_Data lines:_

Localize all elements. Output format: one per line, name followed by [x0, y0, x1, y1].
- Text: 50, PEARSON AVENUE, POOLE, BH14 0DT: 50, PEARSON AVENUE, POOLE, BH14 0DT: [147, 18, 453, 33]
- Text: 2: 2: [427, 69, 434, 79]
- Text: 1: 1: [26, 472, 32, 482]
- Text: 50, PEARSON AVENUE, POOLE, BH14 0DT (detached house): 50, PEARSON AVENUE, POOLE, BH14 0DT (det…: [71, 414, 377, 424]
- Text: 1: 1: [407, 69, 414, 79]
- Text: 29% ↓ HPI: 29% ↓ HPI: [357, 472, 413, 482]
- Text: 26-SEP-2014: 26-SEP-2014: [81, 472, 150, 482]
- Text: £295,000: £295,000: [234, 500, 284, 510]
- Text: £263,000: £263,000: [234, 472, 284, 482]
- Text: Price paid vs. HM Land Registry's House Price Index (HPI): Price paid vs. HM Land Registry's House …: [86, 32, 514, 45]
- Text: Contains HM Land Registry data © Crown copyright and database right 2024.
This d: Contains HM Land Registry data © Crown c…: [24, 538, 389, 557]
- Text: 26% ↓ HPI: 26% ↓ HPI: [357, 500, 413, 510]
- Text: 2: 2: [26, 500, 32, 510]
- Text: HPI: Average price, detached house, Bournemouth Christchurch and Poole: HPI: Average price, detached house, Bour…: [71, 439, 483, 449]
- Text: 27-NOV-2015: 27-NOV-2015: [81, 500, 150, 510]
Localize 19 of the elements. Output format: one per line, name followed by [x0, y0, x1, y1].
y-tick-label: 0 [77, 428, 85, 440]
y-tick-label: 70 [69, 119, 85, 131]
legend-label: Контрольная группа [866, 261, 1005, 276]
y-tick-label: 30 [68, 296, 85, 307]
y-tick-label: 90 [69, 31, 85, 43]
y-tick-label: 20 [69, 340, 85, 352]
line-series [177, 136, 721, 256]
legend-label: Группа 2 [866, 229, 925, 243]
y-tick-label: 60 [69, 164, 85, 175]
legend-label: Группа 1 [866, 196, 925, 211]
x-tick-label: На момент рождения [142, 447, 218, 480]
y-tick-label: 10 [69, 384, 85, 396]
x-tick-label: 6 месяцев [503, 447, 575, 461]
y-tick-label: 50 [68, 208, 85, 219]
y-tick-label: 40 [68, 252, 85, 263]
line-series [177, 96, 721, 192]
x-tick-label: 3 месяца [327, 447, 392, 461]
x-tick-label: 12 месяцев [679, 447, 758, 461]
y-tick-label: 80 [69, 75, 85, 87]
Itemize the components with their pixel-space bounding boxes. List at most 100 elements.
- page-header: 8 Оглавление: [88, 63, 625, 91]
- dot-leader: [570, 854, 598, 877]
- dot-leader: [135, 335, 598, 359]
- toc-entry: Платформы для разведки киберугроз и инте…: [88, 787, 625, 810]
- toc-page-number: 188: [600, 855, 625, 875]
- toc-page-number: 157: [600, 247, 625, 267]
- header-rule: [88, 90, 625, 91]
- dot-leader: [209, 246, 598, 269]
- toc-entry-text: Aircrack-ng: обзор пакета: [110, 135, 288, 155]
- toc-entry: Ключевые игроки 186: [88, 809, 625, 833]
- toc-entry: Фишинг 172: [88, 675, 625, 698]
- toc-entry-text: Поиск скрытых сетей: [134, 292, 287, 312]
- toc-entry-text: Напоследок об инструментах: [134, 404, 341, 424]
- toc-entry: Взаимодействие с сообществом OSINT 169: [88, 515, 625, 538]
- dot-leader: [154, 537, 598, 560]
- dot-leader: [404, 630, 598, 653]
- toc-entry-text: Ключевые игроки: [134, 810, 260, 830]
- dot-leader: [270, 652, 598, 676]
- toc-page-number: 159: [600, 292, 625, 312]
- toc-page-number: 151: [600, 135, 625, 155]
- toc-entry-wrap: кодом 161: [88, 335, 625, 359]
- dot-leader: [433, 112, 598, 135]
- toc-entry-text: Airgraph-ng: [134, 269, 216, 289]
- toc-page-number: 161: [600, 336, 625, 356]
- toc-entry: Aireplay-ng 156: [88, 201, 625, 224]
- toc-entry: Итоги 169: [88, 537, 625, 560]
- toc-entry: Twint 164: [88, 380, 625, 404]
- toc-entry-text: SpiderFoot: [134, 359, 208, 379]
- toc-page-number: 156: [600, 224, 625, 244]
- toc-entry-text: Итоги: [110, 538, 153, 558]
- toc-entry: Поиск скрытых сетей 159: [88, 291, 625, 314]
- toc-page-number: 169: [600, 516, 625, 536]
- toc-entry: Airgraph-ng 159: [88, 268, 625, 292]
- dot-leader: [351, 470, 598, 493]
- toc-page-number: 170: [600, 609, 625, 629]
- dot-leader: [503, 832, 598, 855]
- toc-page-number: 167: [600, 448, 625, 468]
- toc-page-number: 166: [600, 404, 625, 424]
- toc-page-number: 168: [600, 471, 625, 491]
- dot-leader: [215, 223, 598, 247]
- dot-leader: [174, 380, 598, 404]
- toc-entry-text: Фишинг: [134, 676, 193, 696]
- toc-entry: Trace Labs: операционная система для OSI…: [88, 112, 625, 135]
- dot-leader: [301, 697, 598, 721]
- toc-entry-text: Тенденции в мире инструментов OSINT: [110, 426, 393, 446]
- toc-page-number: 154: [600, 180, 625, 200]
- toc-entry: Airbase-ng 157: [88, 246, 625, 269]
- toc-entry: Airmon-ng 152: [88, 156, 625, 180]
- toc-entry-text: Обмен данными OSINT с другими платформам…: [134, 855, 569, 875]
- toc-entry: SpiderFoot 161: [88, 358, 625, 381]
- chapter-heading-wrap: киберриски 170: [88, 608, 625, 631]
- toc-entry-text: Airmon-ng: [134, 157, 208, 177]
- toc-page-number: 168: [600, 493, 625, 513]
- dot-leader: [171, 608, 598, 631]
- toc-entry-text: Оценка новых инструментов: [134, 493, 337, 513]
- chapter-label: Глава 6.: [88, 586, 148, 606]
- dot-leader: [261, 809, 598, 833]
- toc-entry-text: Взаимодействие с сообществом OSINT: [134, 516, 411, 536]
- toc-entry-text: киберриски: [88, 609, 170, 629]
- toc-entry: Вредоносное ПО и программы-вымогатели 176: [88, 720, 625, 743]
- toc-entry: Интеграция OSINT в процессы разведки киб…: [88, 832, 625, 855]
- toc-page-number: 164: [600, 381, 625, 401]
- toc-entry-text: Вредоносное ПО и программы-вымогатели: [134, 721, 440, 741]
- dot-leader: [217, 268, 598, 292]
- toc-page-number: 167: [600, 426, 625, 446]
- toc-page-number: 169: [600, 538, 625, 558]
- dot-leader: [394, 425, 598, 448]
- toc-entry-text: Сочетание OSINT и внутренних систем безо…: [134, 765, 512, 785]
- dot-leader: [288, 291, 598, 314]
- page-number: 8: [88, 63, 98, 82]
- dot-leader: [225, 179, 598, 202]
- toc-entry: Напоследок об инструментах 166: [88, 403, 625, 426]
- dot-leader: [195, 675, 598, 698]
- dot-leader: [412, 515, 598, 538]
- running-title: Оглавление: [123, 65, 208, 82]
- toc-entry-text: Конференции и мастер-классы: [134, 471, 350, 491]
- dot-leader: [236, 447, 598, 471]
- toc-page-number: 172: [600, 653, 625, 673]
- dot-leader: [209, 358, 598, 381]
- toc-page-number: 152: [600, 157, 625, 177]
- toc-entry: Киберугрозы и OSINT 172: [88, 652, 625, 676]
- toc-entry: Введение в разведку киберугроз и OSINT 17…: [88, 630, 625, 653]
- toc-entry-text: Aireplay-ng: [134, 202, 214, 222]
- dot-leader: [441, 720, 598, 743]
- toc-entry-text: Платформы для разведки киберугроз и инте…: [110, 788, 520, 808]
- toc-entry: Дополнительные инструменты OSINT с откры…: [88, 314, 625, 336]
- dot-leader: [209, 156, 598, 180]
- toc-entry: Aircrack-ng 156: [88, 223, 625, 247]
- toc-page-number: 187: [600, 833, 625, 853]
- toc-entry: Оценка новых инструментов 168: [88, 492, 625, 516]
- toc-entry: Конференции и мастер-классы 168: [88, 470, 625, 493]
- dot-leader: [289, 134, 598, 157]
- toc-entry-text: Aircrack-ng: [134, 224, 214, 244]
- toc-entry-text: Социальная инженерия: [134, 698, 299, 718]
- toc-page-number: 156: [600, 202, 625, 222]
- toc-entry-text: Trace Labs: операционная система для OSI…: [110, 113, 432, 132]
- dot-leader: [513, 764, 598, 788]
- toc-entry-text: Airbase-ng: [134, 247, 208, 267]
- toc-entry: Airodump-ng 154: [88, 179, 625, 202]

_Required work:_ Quote the lines word for word, starting at the first line above and ending at the line that contains "- Text: 26%", including both of those lines.

_Problem solution:_
Localize all elements. Output format: one per line, name followed by [x0, y0, x1, y1].
- Text: 50, PEARSON AVENUE, POOLE, BH14 0DT: 50, PEARSON AVENUE, POOLE, BH14 0DT: [147, 18, 453, 33]
- Text: 2: 2: [427, 69, 434, 79]
- Text: 1: 1: [26, 472, 32, 482]
- Text: 50, PEARSON AVENUE, POOLE, BH14 0DT (detached house): 50, PEARSON AVENUE, POOLE, BH14 0DT (det…: [71, 414, 377, 424]
- Text: 1: 1: [407, 69, 414, 79]
- Text: 29% ↓ HPI: 29% ↓ HPI: [357, 472, 413, 482]
- Text: 26-SEP-2014: 26-SEP-2014: [81, 472, 150, 482]
- Text: £295,000: £295,000: [234, 500, 284, 510]
- Text: £263,000: £263,000: [234, 472, 284, 482]
- Text: Price paid vs. HM Land Registry's House Price Index (HPI): Price paid vs. HM Land Registry's House …: [86, 32, 514, 45]
- Text: Contains HM Land Registry data © Crown copyright and database right 2024.
This d: Contains HM Land Registry data © Crown c…: [24, 538, 389, 557]
- Text: 26% ↓ HPI: 26% ↓ HPI: [357, 500, 413, 510]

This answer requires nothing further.